§ WHAT THE TASK REQUIRES:
Every record should be copied exactly, except that pictures are to be omitted.

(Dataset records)
· · · · · · ·
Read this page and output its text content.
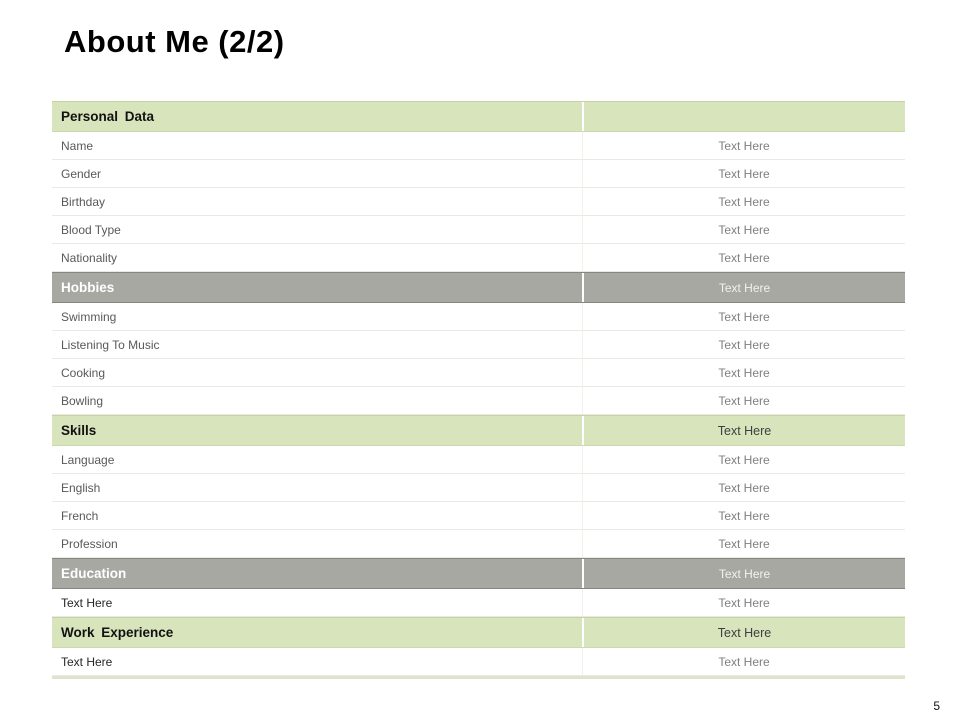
About Me (2/2)
Personal Data
Name	Text Here
Gender	Text Here
Birthday	Text Here
Blood Type	Text Here
Nationality	Text Here
Hobbies	Text Here
Swimming	Text Here
Listening To Music	Text Here
Cooking	Text Here
Bowling	Text Here
Skills	Text Here
Language	Text Here
English	Text Here
French	Text Here
Profession	Text Here
Education	Text Here
Text Here	Text Here
Work Experience	Text Here
Text Here	Text Here
5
· · · · · · ·
§ ANSWER IN FULL:
Read this page and output its text content.
About Me (2/2)
Personal Data
Name	Text Here
Gender	Text Here
Birthday	Text Here
Blood Type	Text Here
Nationality	Text Here
Hobbies	Text Here
Swimming	Text Here
Listening To Music	Text Here
Cooking	Text Here
Bowling	Text Here
Skills	Text Here
Language	Text Here
English	Text Here
French	Text Here
Profession	Text Here
Education	Text Here
Text Here	Text Here
Work Experience	Text Here
Text Here	Text Here
5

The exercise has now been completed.